Records that describe figures:
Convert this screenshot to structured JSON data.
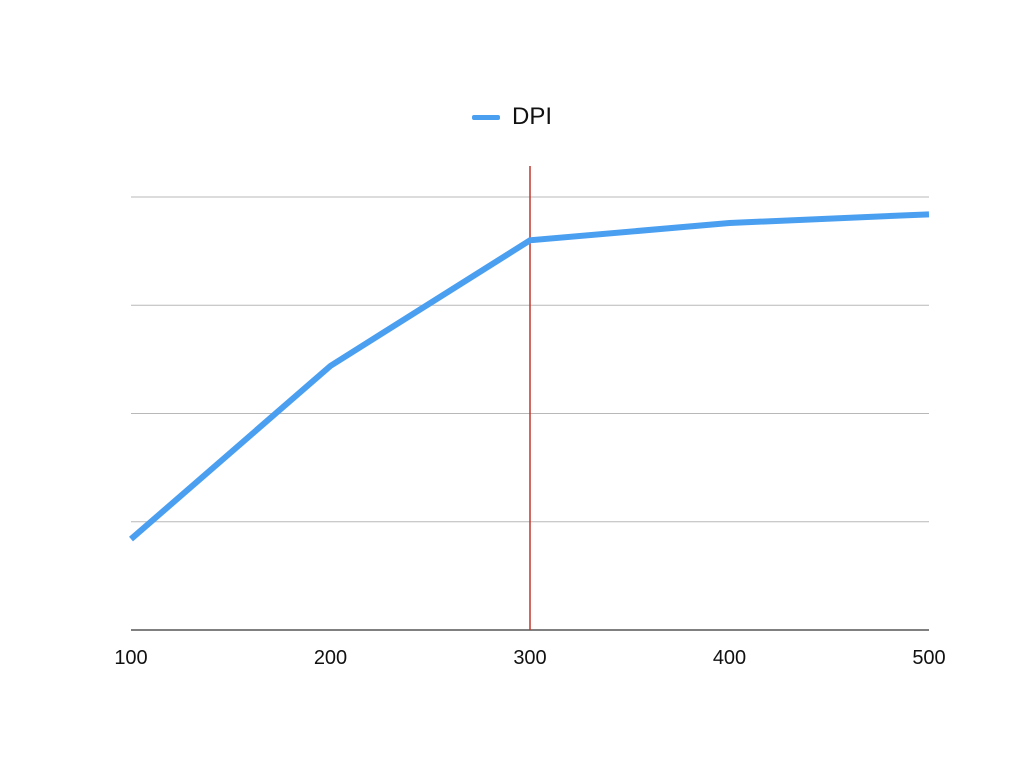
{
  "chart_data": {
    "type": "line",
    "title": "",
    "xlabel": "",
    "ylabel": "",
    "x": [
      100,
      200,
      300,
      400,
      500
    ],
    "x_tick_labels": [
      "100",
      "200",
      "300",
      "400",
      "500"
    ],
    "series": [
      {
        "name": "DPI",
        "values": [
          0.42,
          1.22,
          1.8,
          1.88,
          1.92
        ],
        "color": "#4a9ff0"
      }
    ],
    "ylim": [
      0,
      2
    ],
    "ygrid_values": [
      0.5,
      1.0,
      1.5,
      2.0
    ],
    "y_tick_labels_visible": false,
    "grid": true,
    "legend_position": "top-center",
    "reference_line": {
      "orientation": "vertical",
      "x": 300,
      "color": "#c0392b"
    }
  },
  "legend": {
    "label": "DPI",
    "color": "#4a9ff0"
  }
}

---

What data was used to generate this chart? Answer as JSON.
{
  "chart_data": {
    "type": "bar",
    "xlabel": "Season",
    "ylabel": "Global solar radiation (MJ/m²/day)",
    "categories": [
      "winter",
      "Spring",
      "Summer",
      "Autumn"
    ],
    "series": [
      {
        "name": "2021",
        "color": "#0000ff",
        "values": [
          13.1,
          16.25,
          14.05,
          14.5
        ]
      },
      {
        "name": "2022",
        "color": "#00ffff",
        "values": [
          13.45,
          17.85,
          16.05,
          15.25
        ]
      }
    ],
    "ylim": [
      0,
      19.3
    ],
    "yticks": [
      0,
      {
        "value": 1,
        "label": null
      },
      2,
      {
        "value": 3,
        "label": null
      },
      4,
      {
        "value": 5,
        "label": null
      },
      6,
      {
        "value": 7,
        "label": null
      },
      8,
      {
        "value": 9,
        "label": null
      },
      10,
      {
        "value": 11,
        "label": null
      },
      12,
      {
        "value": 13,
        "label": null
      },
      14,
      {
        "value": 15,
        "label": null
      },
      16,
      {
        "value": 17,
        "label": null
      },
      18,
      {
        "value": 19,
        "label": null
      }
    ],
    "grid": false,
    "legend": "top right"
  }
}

Task directions -
Copy every line that includes the string "this" from the material above.

Exercise answer -
Convert this screenshot to structured JSON data.
What data was used to generate this chart? Answer as JSON.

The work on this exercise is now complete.